→ What to produce
Without the images, write out the whole listing exactly.
** Start of Records shown **
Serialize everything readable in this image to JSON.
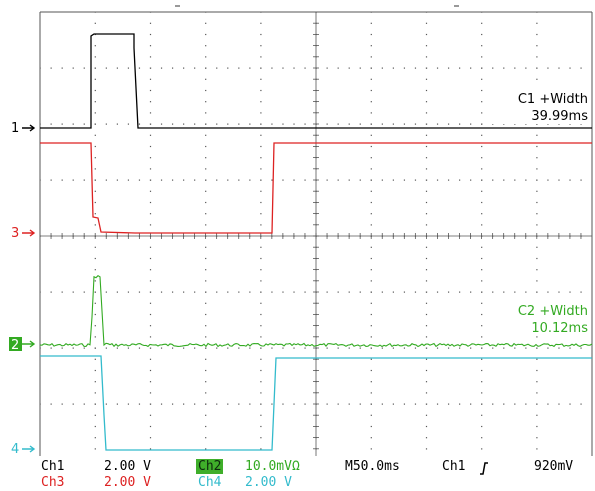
{
  "colors": {
    "ch1": "#000000",
    "ch2": "#33aa22",
    "ch3": "#dd2222",
    "ch4": "#33bbcc",
    "grid": "#555555"
  },
  "markers": [
    {
      "label": "1",
      "color": "#000000"
    },
    {
      "label": "3",
      "color": "#dd2222"
    },
    {
      "label": "2",
      "color": "#33aa22"
    },
    {
      "label": "4",
      "color": "#33bbcc"
    }
  ],
  "measurements": {
    "m1_title": "C1 +Width",
    "m1_value": "39.99ms",
    "m2_title": "C2 +Width",
    "m2_value": "10.12ms"
  },
  "status": {
    "ch1_name": "Ch1",
    "ch1_scale": "2.00 V",
    "ch2_name": "Ch2",
    "ch2_scale": "10.0mVΩ",
    "timebase": "M50.0ms",
    "trigger_source": "Ch1",
    "trigger_level": "920mV",
    "ch3_name": "Ch3",
    "ch3_scale": "2.00 V",
    "ch4_name": "Ch4",
    "ch4_scale": "2.00 V"
  }
}
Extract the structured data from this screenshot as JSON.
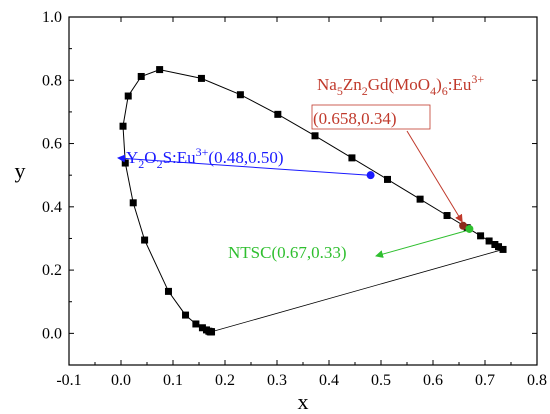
{
  "chart_data": {
    "type": "scatter",
    "title": "",
    "xlabel": "x",
    "ylabel": "y",
    "xlim": [
      -0.1,
      0.8
    ],
    "ylim": [
      -0.1,
      1.0
    ],
    "x_ticks": [
      "-0.1",
      "0.0",
      "0.1",
      "0.2",
      "0.3",
      "0.4",
      "0.5",
      "0.6",
      "0.7",
      "0.8"
    ],
    "y_ticks": [
      "0.0",
      "0.2",
      "0.4",
      "0.6",
      "0.8",
      "1.0"
    ],
    "grid": false,
    "series": [
      {
        "marker": "square",
        "color": "#000000",
        "x": [
          0.1741,
          0.1738,
          0.1733,
          0.1726,
          0.1714,
          0.1689,
          0.1644,
          0.1566,
          0.144,
          0.1241,
          0.0913,
          0.0454,
          0.0082,
          0.0139,
          0.0743,
          0.1547,
          0.2296,
          0.3016,
          0.3731,
          0.4441,
          0.5125,
          0.5752,
          0.627,
          0.6658,
          0.6915,
          0.7079,
          0.719,
          0.726,
          0.7347,
          0.0039,
          0.0235,
          0.0389
        ],
        "y": [
          0.005,
          0.0049,
          0.0048,
          0.0048,
          0.0051,
          0.0069,
          0.0109,
          0.0177,
          0.0297,
          0.0578,
          0.1327,
          0.295,
          0.5384,
          0.7502,
          0.8338,
          0.8059,
          0.7543,
          0.6923,
          0.6245,
          0.5547,
          0.4866,
          0.4242,
          0.3725,
          0.334,
          0.3083,
          0.292,
          0.2809,
          0.274,
          0.2653,
          0.6548,
          0.4127,
          0.812
        ]
      },
      {
        "name": "boundary",
        "style": "line",
        "color": "#000000"
      }
    ],
    "highlighted_points": [
      {
        "label": "Y2O2S:Eu3+ (0.48,0.50)",
        "x": 0.48,
        "y": 0.5,
        "color": "#1a1aff"
      },
      {
        "label": "Na5Zn2Gd(MoO4)6:Eu3+",
        "x": 0.658,
        "y": 0.34,
        "color": "#8b2a1c"
      },
      {
        "label": "NTSC(0.67,0.33)",
        "x": 0.67,
        "y": 0.33,
        "color": "#2fbf2f"
      }
    ],
    "annotations": {
      "na": {
        "color": "#c0392b",
        "formula_parts": [
          {
            "t": "Na",
            "s": "n"
          },
          {
            "t": "5",
            "s": "sub"
          },
          {
            "t": "Zn",
            "s": "n"
          },
          {
            "t": "2",
            "s": "sub"
          },
          {
            "t": "Gd(MoO",
            "s": "n"
          },
          {
            "t": "4",
            "s": "sub"
          },
          {
            "t": ")",
            "s": "n"
          },
          {
            "t": "6",
            "s": "sub"
          },
          {
            "t": ":Eu",
            "s": "n"
          },
          {
            "t": "3+",
            "s": "sup"
          }
        ],
        "coords": "(0.658,0.34)"
      },
      "y2o2s": {
        "color": "#1a1aff",
        "formula_parts": [
          {
            "t": "Y",
            "s": "n"
          },
          {
            "t": "2",
            "s": "sub"
          },
          {
            "t": "O",
            "s": "n"
          },
          {
            "t": "2",
            "s": "sub"
          },
          {
            "t": "S:Eu",
            "s": "n"
          },
          {
            "t": "3+",
            "s": "sup"
          },
          {
            "t": "(0.48,0.50)",
            "s": "n"
          }
        ]
      },
      "ntsc": {
        "color": "#2fbf2f",
        "text": "NTSC(0.67,0.33)"
      }
    }
  }
}
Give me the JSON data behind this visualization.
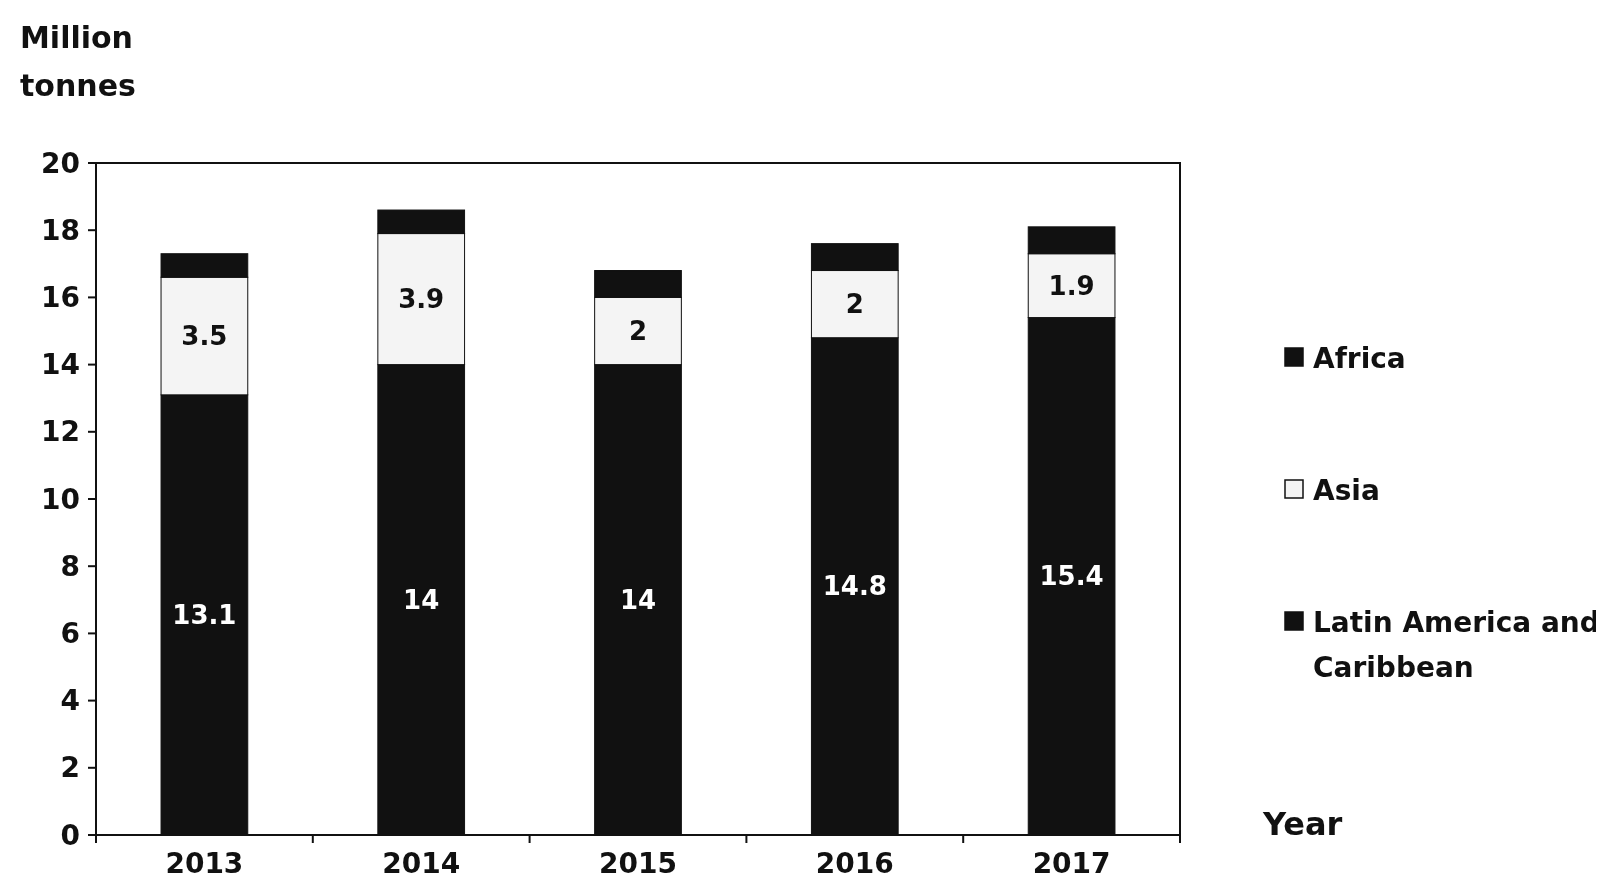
{
  "chart_data": {
    "type": "bar",
    "stacked": true,
    "xlabel": "Year",
    "ylabel": "Million tonnes",
    "categories": [
      "2013",
      "2014",
      "2015",
      "2016",
      "2017"
    ],
    "ylim": [
      0,
      20
    ],
    "yticks": [
      0,
      2,
      4,
      6,
      8,
      10,
      12,
      14,
      16,
      18,
      20
    ],
    "grid": false,
    "legend": "right",
    "series": [
      {
        "name": "Latin America and Caribbean",
        "color": "#111111",
        "values": [
          13.1,
          14,
          14,
          14.8,
          15.4
        ],
        "value_labels": [
          "13.1",
          "14",
          "14",
          "14.8",
          "15.4"
        ]
      },
      {
        "name": "Asia",
        "color": "#f4f4f4",
        "values": [
          3.5,
          3.9,
          2,
          2,
          1.9
        ],
        "value_labels": [
          "3.5",
          "3.9",
          "2",
          "2",
          "1.9"
        ]
      },
      {
        "name": "Africa",
        "color": "#111111",
        "values": [
          0.7,
          0.7,
          0.8,
          0.8,
          0.8
        ]
      }
    ]
  }
}
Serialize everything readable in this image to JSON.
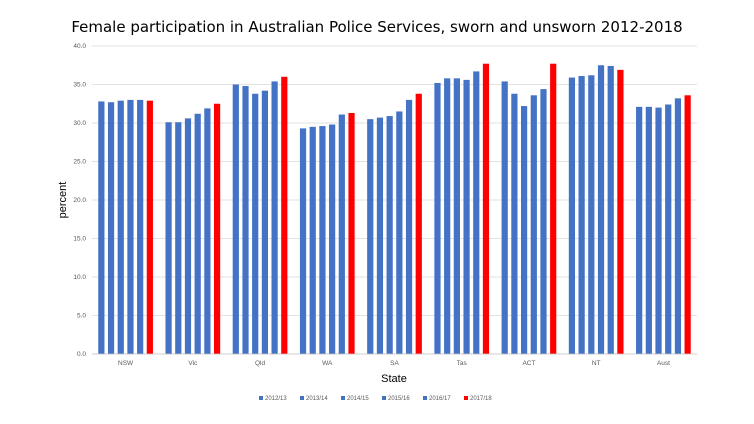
{
  "chart_data": {
    "type": "bar",
    "title": "Female participation in Australian Police Services, sworn and unsworn 2012-2018",
    "xlabel": "State",
    "ylabel": "percent",
    "ylim": [
      0,
      40
    ],
    "yticks": [
      "0.0",
      "5.0",
      "10.0",
      "15.0",
      "20.0",
      "25.0",
      "30.0",
      "35.0",
      "40.0"
    ],
    "grid": true,
    "legend_position": "bottom",
    "categories": [
      "NSW",
      "Vic",
      "Qld",
      "WA",
      "SA",
      "Tas",
      "ACT",
      "NT",
      "Aust"
    ],
    "series": [
      {
        "name": "2012/13",
        "color": "#4472c4",
        "values": [
          32.8,
          30.1,
          35.0,
          29.3,
          30.5,
          35.2,
          35.4,
          35.9,
          32.1
        ]
      },
      {
        "name": "2013/14",
        "color": "#4472c4",
        "values": [
          32.7,
          30.1,
          34.8,
          29.5,
          30.7,
          35.8,
          33.8,
          36.1,
          32.1
        ]
      },
      {
        "name": "2014/15",
        "color": "#4472c4",
        "values": [
          32.9,
          30.6,
          33.8,
          29.6,
          30.9,
          35.8,
          32.2,
          36.2,
          32.0
        ]
      },
      {
        "name": "2015/16",
        "color": "#4472c4",
        "values": [
          33.0,
          31.2,
          34.2,
          29.8,
          31.5,
          35.6,
          33.6,
          37.5,
          32.4
        ]
      },
      {
        "name": "2016/17",
        "color": "#4472c4",
        "values": [
          33.0,
          31.9,
          35.4,
          31.1,
          33.0,
          36.7,
          34.4,
          37.4,
          33.2
        ]
      },
      {
        "name": "2017/18",
        "color": "#ff0000",
        "values": [
          32.9,
          32.5,
          36.0,
          31.3,
          33.8,
          37.7,
          37.7,
          36.9,
          33.6
        ]
      }
    ]
  }
}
** End of Records shown **
→ Reply to the task
Serialize everything readable in this image to JSON.
{
  "colors": {
    "ch1": "#000000",
    "ch2": "#33aa22",
    "ch3": "#dd2222",
    "ch4": "#33bbcc",
    "grid": "#555555"
  },
  "markers": [
    {
      "label": "1",
      "color": "#000000"
    },
    {
      "label": "3",
      "color": "#dd2222"
    },
    {
      "label": "2",
      "color": "#33aa22"
    },
    {
      "label": "4",
      "color": "#33bbcc"
    }
  ],
  "measurements": {
    "m1_title": "C1 +Width",
    "m1_value": "39.99ms",
    "m2_title": "C2 +Width",
    "m2_value": "10.12ms"
  },
  "status": {
    "ch1_name": "Ch1",
    "ch1_scale": "2.00 V",
    "ch2_name": "Ch2",
    "ch2_scale": "10.0mVΩ",
    "timebase": "M50.0ms",
    "trigger_source": "Ch1",
    "trigger_level": "920mV",
    "ch3_name": "Ch3",
    "ch3_scale": "2.00 V",
    "ch4_name": "Ch4",
    "ch4_scale": "2.00 V"
  }
}
Extract the structured data from this screenshot as JSON.
{
  "chart_data": {
    "type": "scatter",
    "title": "",
    "xlabel": "x",
    "ylabel": "y",
    "xlim": [
      -0.1,
      0.8
    ],
    "ylim": [
      -0.1,
      1.0
    ],
    "x_ticks": [
      "-0.1",
      "0.0",
      "0.1",
      "0.2",
      "0.3",
      "0.4",
      "0.5",
      "0.6",
      "0.7",
      "0.8"
    ],
    "y_ticks": [
      "0.0",
      "0.2",
      "0.4",
      "0.6",
      "0.8",
      "1.0"
    ],
    "grid": false,
    "series": [
      {
        "marker": "square",
        "color": "#000000",
        "x": [
          0.1741,
          0.1738,
          0.1733,
          0.1726,
          0.1714,
          0.1689,
          0.1644,
          0.1566,
          0.144,
          0.1241,
          0.0913,
          0.0454,
          0.0082,
          0.0139,
          0.0743,
          0.1547,
          0.2296,
          0.3016,
          0.3731,
          0.4441,
          0.5125,
          0.5752,
          0.627,
          0.6658,
          0.6915,
          0.7079,
          0.719,
          0.726,
          0.7347,
          0.0039,
          0.0235,
          0.0389
        ],
        "y": [
          0.005,
          0.0049,
          0.0048,
          0.0048,
          0.0051,
          0.0069,
          0.0109,
          0.0177,
          0.0297,
          0.0578,
          0.1327,
          0.295,
          0.5384,
          0.7502,
          0.8338,
          0.8059,
          0.7543,
          0.6923,
          0.6245,
          0.5547,
          0.4866,
          0.4242,
          0.3725,
          0.334,
          0.3083,
          0.292,
          0.2809,
          0.274,
          0.2653,
          0.6548,
          0.4127,
          0.812
        ]
      },
      {
        "name": "boundary",
        "style": "line",
        "color": "#000000"
      }
    ],
    "highlighted_points": [
      {
        "label": "Y2O2S:Eu3+ (0.48,0.50)",
        "x": 0.48,
        "y": 0.5,
        "color": "#1a1aff"
      },
      {
        "label": "Na5Zn2Gd(MoO4)6:Eu3+",
        "x": 0.658,
        "y": 0.34,
        "color": "#8b2a1c"
      },
      {
        "label": "NTSC(0.67,0.33)",
        "x": 0.67,
        "y": 0.33,
        "color": "#2fbf2f"
      }
    ],
    "annotations": {
      "na": {
        "color": "#c0392b",
        "formula_parts": [
          {
            "t": "Na",
            "s": "n"
          },
          {
            "t": "5",
            "s": "sub"
          },
          {
            "t": "Zn",
            "s": "n"
          },
          {
            "t": "2",
            "s": "sub"
          },
          {
            "t": "Gd(MoO",
            "s": "n"
          },
          {
            "t": "4",
            "s": "sub"
          },
          {
            "t": ")",
            "s": "n"
          },
          {
            "t": "6",
            "s": "sub"
          },
          {
            "t": ":Eu",
            "s": "n"
          },
          {
            "t": "3+",
            "s": "sup"
          }
        ],
        "coords": "(0.658,0.34)"
      },
      "y2o2s": {
        "color": "#1a1aff",
        "formula_parts": [
          {
            "t": "Y",
            "s": "n"
          },
          {
            "t": "2",
            "s": "sub"
          },
          {
            "t": "O",
            "s": "n"
          },
          {
            "t": "2",
            "s": "sub"
          },
          {
            "t": "S:Eu",
            "s": "n"
          },
          {
            "t": "3+",
            "s": "sup"
          },
          {
            "t": "(0.48,0.50)",
            "s": "n"
          }
        ]
      },
      "ntsc": {
        "color": "#2fbf2f",
        "text": "NTSC(0.67,0.33)"
      }
    }
  }
}
Give me the JSON data behind this visualization.
{
  "chart_data": {
    "type": "bar",
    "stacked": true,
    "xlabel": "Year",
    "ylabel": "Million tonnes",
    "categories": [
      "2013",
      "2014",
      "2015",
      "2016",
      "2017"
    ],
    "ylim": [
      0,
      20
    ],
    "yticks": [
      0,
      2,
      4,
      6,
      8,
      10,
      12,
      14,
      16,
      18,
      20
    ],
    "grid": false,
    "legend": "right",
    "series": [
      {
        "name": "Latin America and Caribbean",
        "color": "#111111",
        "values": [
          13.1,
          14,
          14,
          14.8,
          15.4
        ],
        "value_labels": [
          "13.1",
          "14",
          "14",
          "14.8",
          "15.4"
        ]
      },
      {
        "name": "Asia",
        "color": "#f4f4f4",
        "values": [
          3.5,
          3.9,
          2,
          2,
          1.9
        ],
        "value_labels": [
          "3.5",
          "3.9",
          "2",
          "2",
          "1.9"
        ]
      },
      {
        "name": "Africa",
        "color": "#111111",
        "values": [
          0.7,
          0.7,
          0.8,
          0.8,
          0.8
        ]
      }
    ]
  }
}
Serialize everything readable in this image to JSON.
{
  "chart_data": {
    "type": "bar",
    "title": "Female participation in Australian Police Services, sworn and unsworn 2012-2018",
    "xlabel": "State",
    "ylabel": "percent",
    "ylim": [
      0,
      40
    ],
    "yticks": [
      "0.0",
      "5.0",
      "10.0",
      "15.0",
      "20.0",
      "25.0",
      "30.0",
      "35.0",
      "40.0"
    ],
    "grid": true,
    "legend_position": "bottom",
    "categories": [
      "NSW",
      "Vic",
      "Qld",
      "WA",
      "SA",
      "Tas",
      "ACT",
      "NT",
      "Aust"
    ],
    "series": [
      {
        "name": "2012/13",
        "color": "#4472c4",
        "values": [
          32.8,
          30.1,
          35.0,
          29.3,
          30.5,
          35.2,
          35.4,
          35.9,
          32.1
        ]
      },
      {
        "name": "2013/14",
        "color": "#4472c4",
        "values": [
          32.7,
          30.1,
          34.8,
          29.5,
          30.7,
          35.8,
          33.8,
          36.1,
          32.1
        ]
      },
      {
        "name": "2014/15",
        "color": "#4472c4",
        "values": [
          32.9,
          30.6,
          33.8,
          29.6,
          30.9,
          35.8,
          32.2,
          36.2,
          32.0
        ]
      },
      {
        "name": "2015/16",
        "color": "#4472c4",
        "values": [
          33.0,
          31.2,
          34.2,
          29.8,
          31.5,
          35.6,
          33.6,
          37.5,
          32.4
        ]
      },
      {
        "name": "2016/17",
        "color": "#4472c4",
        "values": [
          33.0,
          31.9,
          35.4,
          31.1,
          33.0,
          36.7,
          34.4,
          37.4,
          33.2
        ]
      },
      {
        "name": "2017/18",
        "color": "#ff0000",
        "values": [
          32.9,
          32.5,
          36.0,
          31.3,
          33.8,
          37.7,
          37.7,
          36.9,
          33.6
        ]
      }
    ]
  }
}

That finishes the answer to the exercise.